● Job
Can you give all the records again without altering a single character?

# START OF Dataset rows

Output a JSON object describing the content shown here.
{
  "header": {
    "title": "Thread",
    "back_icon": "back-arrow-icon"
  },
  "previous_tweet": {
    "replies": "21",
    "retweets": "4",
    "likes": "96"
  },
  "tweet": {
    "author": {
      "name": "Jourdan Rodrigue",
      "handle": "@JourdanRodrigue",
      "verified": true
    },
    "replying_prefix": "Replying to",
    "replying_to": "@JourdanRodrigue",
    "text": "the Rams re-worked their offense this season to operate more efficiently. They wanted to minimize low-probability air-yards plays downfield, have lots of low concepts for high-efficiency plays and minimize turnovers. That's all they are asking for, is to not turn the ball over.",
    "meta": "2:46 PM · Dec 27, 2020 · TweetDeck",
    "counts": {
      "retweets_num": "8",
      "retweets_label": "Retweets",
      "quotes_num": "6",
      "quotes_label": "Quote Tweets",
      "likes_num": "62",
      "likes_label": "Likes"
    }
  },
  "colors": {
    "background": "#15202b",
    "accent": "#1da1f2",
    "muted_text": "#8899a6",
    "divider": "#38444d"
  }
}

# END OF Dataset rows

● Exercise result
Output a JSON object describing the content shown here.
{
  "header": {
    "title": "Thread",
    "back_icon": "back-arrow-icon"
  },
  "previous_tweet": {
    "replies": "21",
    "retweets": "4",
    "likes": "96"
  },
  "tweet": {
    "author": {
      "name": "Jourdan Rodrigue",
      "handle": "@JourdanRodrigue",
      "verified": true
    },
    "replying_prefix": "Replying to",
    "replying_to": "@JourdanRodrigue",
    "text": "the Rams re-worked their offense this season to operate more efficiently. They wanted to minimize low-probability air-yards plays downfield, have lots of low concepts for high-efficiency plays and minimize turnovers. That's all they are asking for, is to not turn the ball over.",
    "meta": "2:46 PM · Dec 27, 2020 · TweetDeck",
    "counts": {
      "retweets_num": "8",
      "retweets_label": "Retweets",
      "quotes_num": "6",
      "quotes_label": "Quote Tweets",
      "likes_num": "62",
      "likes_label": "Likes"
    }
  },
  "colors": {
    "background": "#15202b",
    "accent": "#1da1f2",
    "muted_text": "#8899a6",
    "divider": "#38444d"
  }
}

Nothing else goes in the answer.